» WORK TO COMPLETE
Leave out the pictures, then reproduce the rest of the material exactly.

» RECORD LIST

+ + +

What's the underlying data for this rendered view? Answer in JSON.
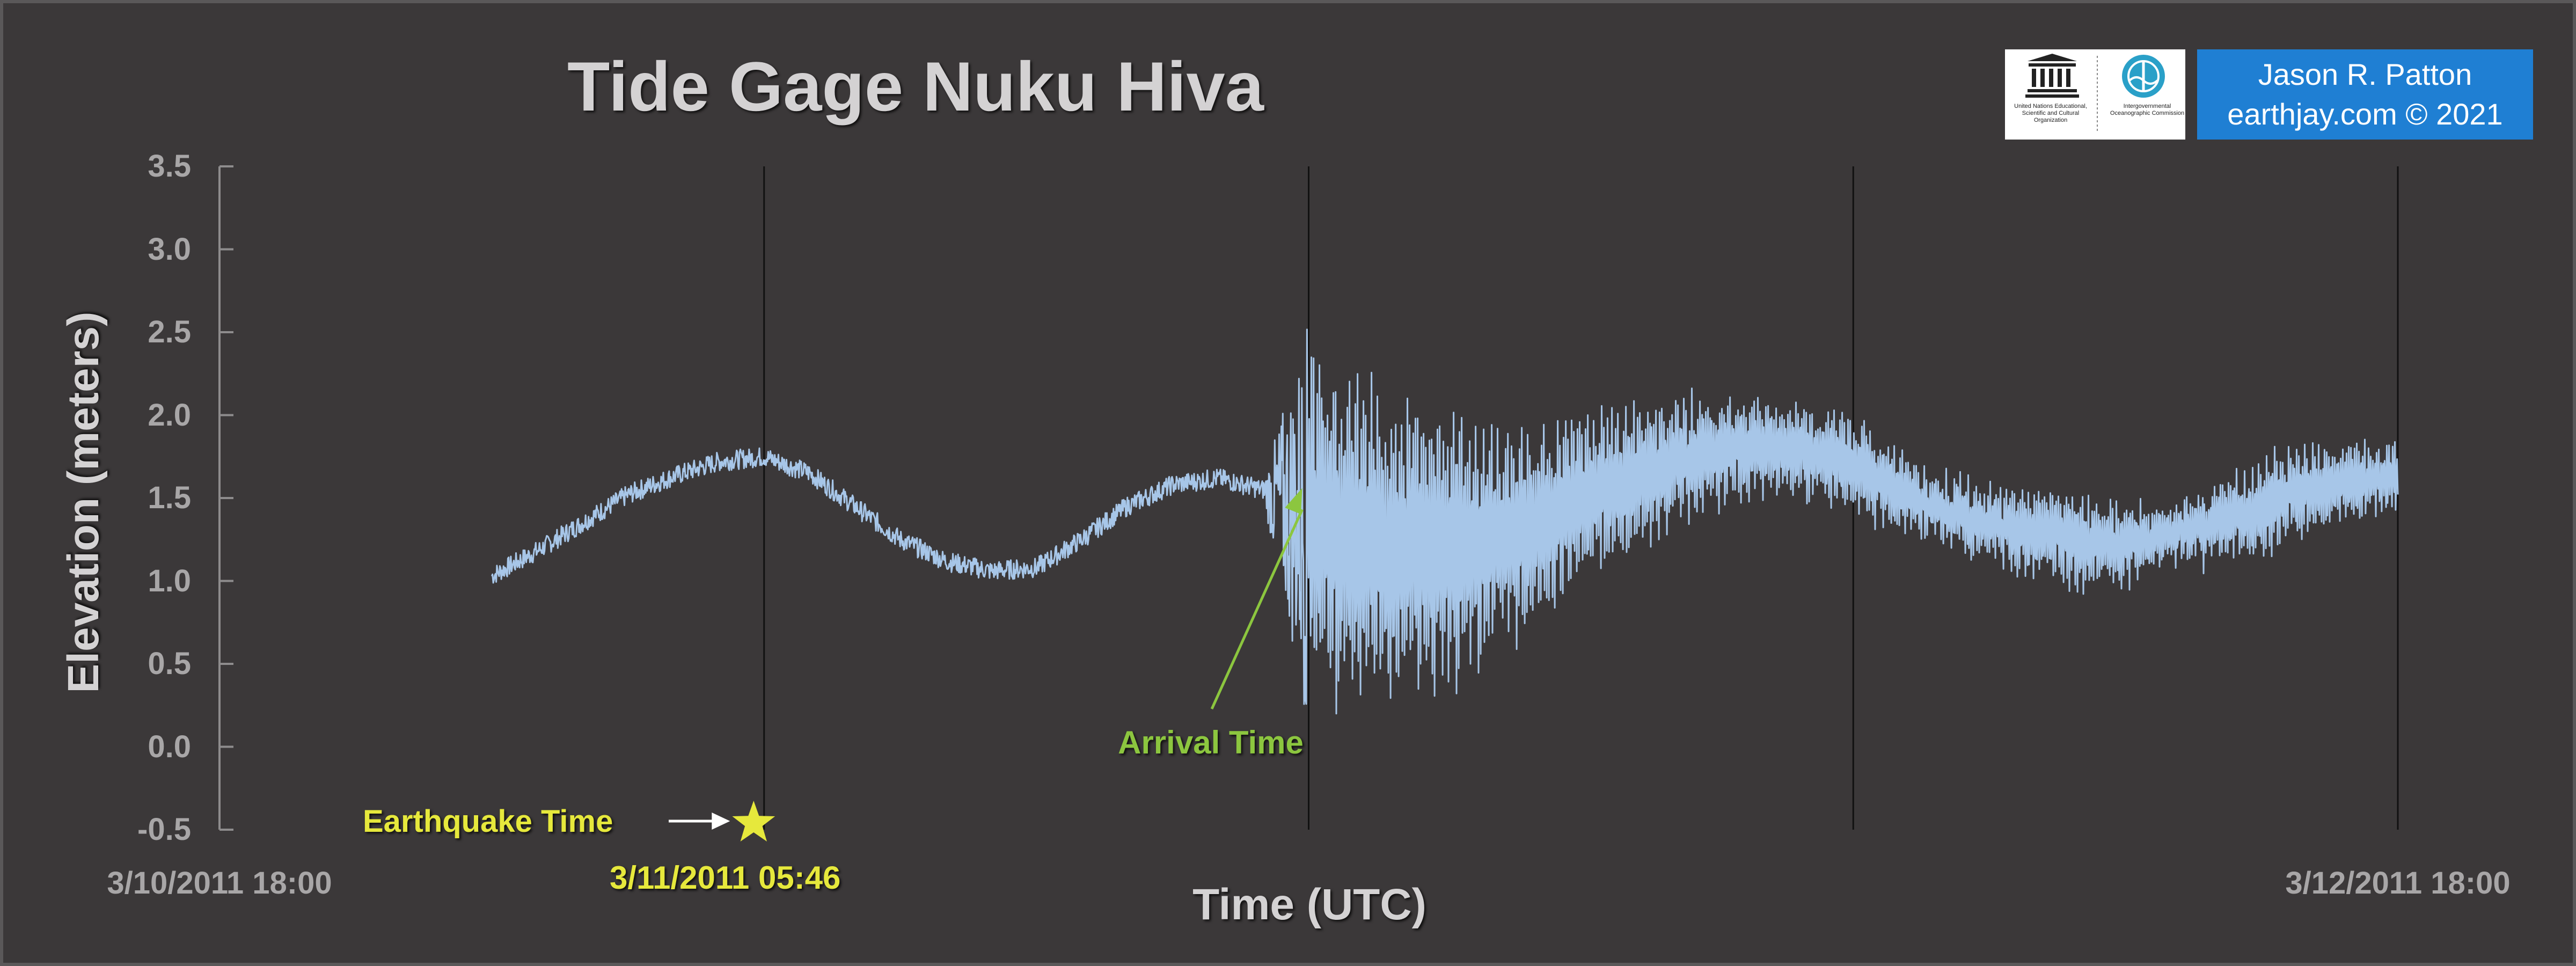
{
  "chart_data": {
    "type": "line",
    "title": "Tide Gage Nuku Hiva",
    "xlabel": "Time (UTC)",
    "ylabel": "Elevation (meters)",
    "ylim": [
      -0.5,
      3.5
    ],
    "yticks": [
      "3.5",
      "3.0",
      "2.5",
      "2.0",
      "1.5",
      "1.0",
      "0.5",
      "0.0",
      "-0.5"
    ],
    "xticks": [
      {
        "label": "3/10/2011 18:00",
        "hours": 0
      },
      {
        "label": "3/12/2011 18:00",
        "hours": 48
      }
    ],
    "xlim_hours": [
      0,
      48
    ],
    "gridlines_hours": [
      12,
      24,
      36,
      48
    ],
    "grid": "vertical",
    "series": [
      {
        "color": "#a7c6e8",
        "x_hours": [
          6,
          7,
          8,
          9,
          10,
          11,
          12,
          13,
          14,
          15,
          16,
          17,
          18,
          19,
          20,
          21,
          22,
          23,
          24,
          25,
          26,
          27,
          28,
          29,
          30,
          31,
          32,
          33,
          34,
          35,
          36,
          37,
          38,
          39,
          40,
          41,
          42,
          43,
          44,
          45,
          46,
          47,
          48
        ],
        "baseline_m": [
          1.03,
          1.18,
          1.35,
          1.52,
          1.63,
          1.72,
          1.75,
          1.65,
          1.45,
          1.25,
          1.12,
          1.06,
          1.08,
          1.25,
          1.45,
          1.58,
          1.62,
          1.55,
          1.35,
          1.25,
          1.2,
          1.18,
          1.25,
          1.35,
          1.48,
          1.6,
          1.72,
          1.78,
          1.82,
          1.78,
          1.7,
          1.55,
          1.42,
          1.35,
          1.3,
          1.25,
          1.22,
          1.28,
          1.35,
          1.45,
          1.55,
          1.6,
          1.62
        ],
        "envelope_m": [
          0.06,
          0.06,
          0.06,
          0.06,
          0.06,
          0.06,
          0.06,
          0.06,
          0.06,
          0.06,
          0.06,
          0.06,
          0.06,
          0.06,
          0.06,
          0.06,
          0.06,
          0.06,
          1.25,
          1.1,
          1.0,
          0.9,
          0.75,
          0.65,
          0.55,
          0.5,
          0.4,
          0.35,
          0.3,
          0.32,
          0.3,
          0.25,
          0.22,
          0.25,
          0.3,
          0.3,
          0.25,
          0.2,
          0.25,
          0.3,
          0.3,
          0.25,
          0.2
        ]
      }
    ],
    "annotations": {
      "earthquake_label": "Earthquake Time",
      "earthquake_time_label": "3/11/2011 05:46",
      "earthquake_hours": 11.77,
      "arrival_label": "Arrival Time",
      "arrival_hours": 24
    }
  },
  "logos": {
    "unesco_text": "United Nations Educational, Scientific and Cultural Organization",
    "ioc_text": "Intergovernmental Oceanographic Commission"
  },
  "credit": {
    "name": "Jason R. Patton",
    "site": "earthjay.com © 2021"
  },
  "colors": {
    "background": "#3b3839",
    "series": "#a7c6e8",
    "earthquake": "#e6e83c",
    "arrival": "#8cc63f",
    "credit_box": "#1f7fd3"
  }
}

+ + +

» TASK RESULT
What's the underlying data for this rendered view? Answer in JSON.
{
  "chart_data": {
    "type": "line",
    "title": "Tide Gage Nuku Hiva",
    "xlabel": "Time (UTC)",
    "ylabel": "Elevation (meters)",
    "ylim": [
      -0.5,
      3.5
    ],
    "yticks": [
      "3.5",
      "3.0",
      "2.5",
      "2.0",
      "1.5",
      "1.0",
      "0.5",
      "0.0",
      "-0.5"
    ],
    "xticks": [
      {
        "label": "3/10/2011 18:00",
        "hours": 0
      },
      {
        "label": "3/12/2011 18:00",
        "hours": 48
      }
    ],
    "xlim_hours": [
      0,
      48
    ],
    "gridlines_hours": [
      12,
      24,
      36,
      48
    ],
    "grid": "vertical",
    "series": [
      {
        "color": "#a7c6e8",
        "x_hours": [
          6,
          7,
          8,
          9,
          10,
          11,
          12,
          13,
          14,
          15,
          16,
          17,
          18,
          19,
          20,
          21,
          22,
          23,
          24,
          25,
          26,
          27,
          28,
          29,
          30,
          31,
          32,
          33,
          34,
          35,
          36,
          37,
          38,
          39,
          40,
          41,
          42,
          43,
          44,
          45,
          46,
          47,
          48
        ],
        "baseline_m": [
          1.03,
          1.18,
          1.35,
          1.52,
          1.63,
          1.72,
          1.75,
          1.65,
          1.45,
          1.25,
          1.12,
          1.06,
          1.08,
          1.25,
          1.45,
          1.58,
          1.62,
          1.55,
          1.35,
          1.25,
          1.2,
          1.18,
          1.25,
          1.35,
          1.48,
          1.6,
          1.72,
          1.78,
          1.82,
          1.78,
          1.7,
          1.55,
          1.42,
          1.35,
          1.3,
          1.25,
          1.22,
          1.28,
          1.35,
          1.45,
          1.55,
          1.6,
          1.62
        ],
        "envelope_m": [
          0.06,
          0.06,
          0.06,
          0.06,
          0.06,
          0.06,
          0.06,
          0.06,
          0.06,
          0.06,
          0.06,
          0.06,
          0.06,
          0.06,
          0.06,
          0.06,
          0.06,
          0.06,
          1.25,
          1.1,
          1.0,
          0.9,
          0.75,
          0.65,
          0.55,
          0.5,
          0.4,
          0.35,
          0.3,
          0.32,
          0.3,
          0.25,
          0.22,
          0.25,
          0.3,
          0.3,
          0.25,
          0.2,
          0.25,
          0.3,
          0.3,
          0.25,
          0.2
        ]
      }
    ],
    "annotations": {
      "earthquake_label": "Earthquake Time",
      "earthquake_time_label": "3/11/2011 05:46",
      "earthquake_hours": 11.77,
      "arrival_label": "Arrival Time",
      "arrival_hours": 24
    }
  },
  "logos": {
    "unesco_text": "United Nations Educational, Scientific and Cultural Organization",
    "ioc_text": "Intergovernmental Oceanographic Commission"
  },
  "credit": {
    "name": "Jason R. Patton",
    "site": "earthjay.com © 2021"
  },
  "colors": {
    "background": "#3b3839",
    "series": "#a7c6e8",
    "earthquake": "#e6e83c",
    "arrival": "#8cc63f",
    "credit_box": "#1f7fd3"
  }
}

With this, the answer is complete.